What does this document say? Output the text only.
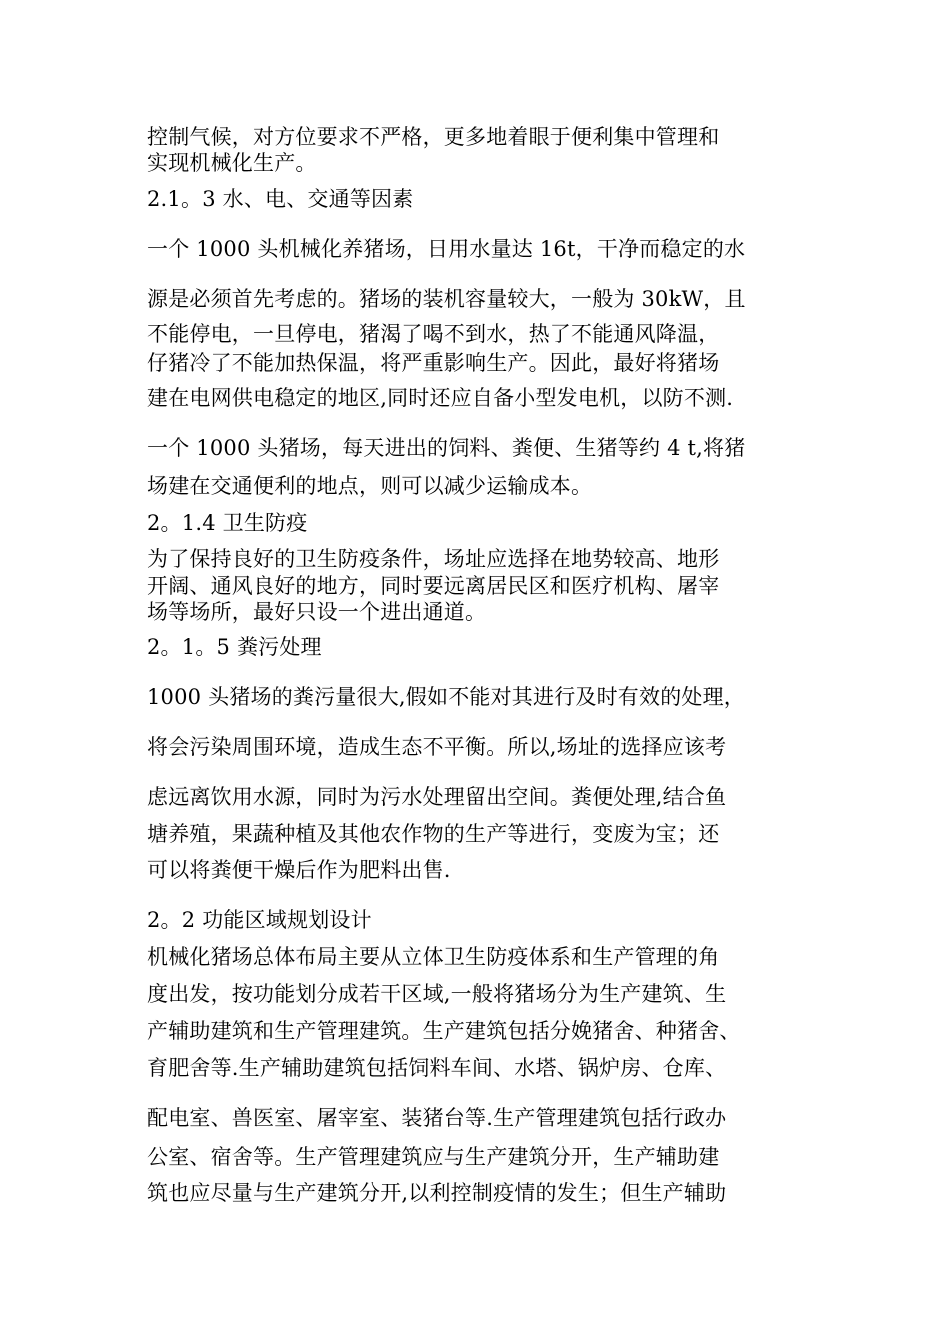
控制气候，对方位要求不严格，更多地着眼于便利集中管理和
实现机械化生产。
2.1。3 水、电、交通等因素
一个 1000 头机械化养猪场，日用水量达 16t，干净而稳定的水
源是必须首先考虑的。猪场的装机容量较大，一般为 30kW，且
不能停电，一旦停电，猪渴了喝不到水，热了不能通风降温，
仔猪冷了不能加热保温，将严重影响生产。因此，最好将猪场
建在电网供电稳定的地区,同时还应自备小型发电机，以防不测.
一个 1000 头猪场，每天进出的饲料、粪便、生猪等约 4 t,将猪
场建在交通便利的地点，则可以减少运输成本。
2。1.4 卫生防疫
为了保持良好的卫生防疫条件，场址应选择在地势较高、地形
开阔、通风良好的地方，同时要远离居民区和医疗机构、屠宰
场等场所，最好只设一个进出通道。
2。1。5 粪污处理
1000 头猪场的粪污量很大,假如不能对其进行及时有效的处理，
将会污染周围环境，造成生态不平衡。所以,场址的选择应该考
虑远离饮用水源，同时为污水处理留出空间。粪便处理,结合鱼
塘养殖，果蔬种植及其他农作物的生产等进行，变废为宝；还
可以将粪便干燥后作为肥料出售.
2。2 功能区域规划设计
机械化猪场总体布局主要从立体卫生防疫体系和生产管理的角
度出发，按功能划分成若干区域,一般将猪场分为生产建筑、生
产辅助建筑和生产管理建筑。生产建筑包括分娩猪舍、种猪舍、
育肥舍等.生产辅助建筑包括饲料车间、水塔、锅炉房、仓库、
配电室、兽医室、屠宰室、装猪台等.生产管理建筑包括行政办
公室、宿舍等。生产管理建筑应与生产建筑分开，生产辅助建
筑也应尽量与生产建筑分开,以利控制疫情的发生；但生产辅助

--

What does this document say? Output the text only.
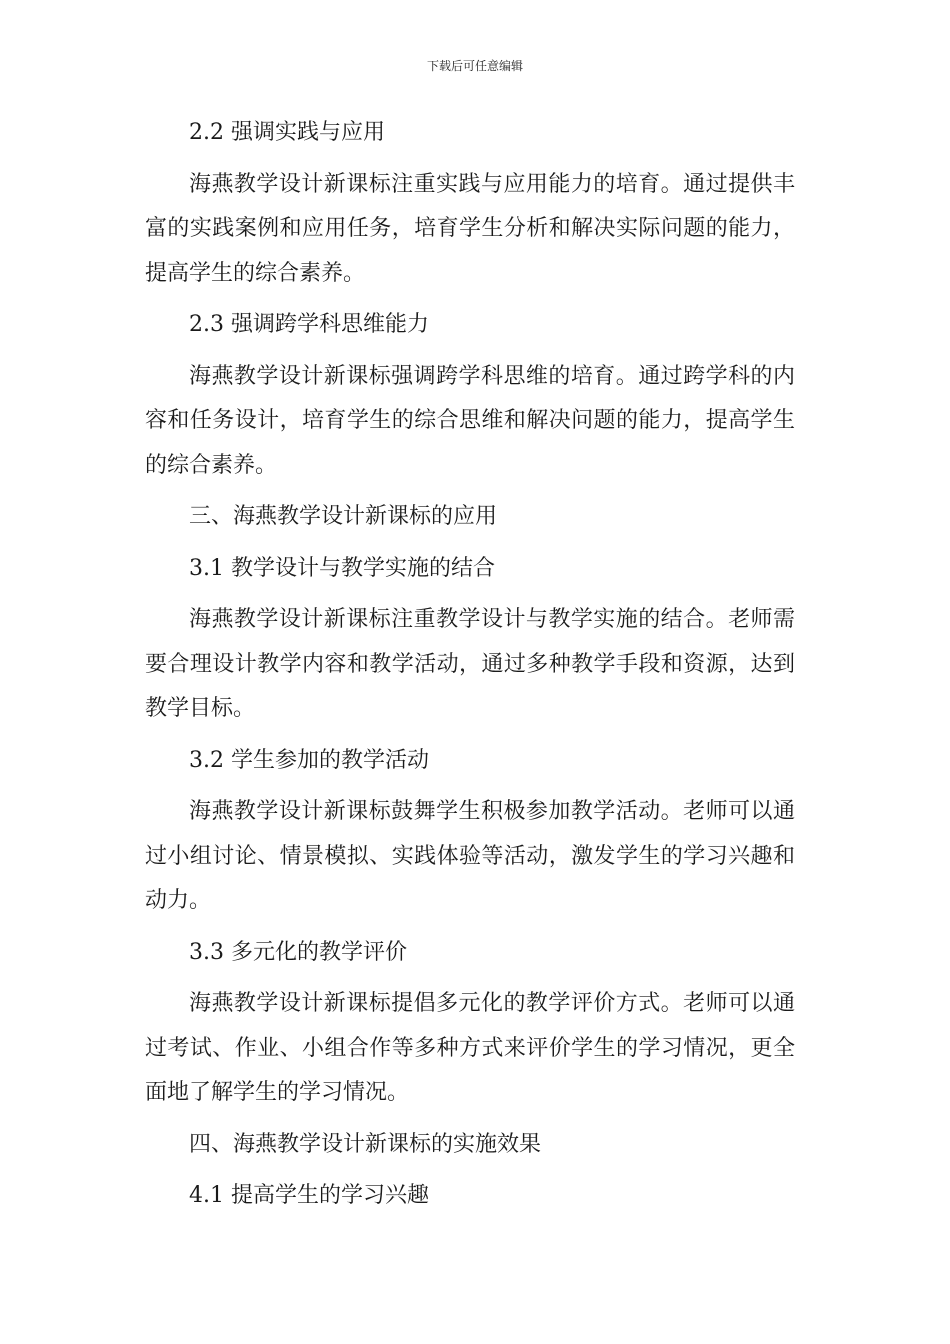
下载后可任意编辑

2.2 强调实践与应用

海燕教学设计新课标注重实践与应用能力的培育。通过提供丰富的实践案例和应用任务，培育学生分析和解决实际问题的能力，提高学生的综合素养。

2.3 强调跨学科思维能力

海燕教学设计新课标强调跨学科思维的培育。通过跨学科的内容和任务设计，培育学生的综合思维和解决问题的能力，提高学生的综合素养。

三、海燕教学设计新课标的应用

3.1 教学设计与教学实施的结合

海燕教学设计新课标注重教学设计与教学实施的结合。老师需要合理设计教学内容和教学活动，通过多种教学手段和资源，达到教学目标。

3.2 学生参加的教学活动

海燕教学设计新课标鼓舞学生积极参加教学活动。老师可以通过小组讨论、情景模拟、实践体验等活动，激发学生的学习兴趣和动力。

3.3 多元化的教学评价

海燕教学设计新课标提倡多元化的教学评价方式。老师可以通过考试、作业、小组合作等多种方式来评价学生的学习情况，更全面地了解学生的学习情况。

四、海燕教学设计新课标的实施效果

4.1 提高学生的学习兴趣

What is expected: Go over the records above and tally each line that includes "提高学生的综合素养". Give the total by itself.

Complete answer: 2